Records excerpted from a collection

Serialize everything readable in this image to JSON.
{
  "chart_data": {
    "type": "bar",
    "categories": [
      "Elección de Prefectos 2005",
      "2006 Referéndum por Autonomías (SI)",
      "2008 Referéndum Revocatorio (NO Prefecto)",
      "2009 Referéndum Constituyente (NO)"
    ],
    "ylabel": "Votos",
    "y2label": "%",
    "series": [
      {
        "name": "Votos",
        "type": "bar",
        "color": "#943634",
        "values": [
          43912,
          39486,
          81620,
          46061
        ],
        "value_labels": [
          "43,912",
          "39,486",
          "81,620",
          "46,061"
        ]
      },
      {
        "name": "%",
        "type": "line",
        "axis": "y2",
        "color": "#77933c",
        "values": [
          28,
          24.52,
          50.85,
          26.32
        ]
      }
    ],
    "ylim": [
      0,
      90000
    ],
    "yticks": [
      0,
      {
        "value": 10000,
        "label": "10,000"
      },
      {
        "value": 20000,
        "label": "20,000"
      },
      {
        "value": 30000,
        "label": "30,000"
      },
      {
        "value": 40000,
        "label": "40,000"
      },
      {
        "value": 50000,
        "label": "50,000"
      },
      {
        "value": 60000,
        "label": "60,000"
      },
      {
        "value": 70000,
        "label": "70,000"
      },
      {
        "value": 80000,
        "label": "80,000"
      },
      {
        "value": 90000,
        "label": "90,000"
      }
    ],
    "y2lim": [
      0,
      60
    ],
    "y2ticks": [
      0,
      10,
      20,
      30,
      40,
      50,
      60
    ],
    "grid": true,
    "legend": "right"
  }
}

◆ TO BE DONE
Extract every line of the records above that contains the word "Referéndum".

◆ REPLY
      "2006 Referéndum por Autonomías (SI)",
      "2008 Referéndum Revocatorio (NO Prefecto)",
      "2009 Referéndum Constituyente (NO)"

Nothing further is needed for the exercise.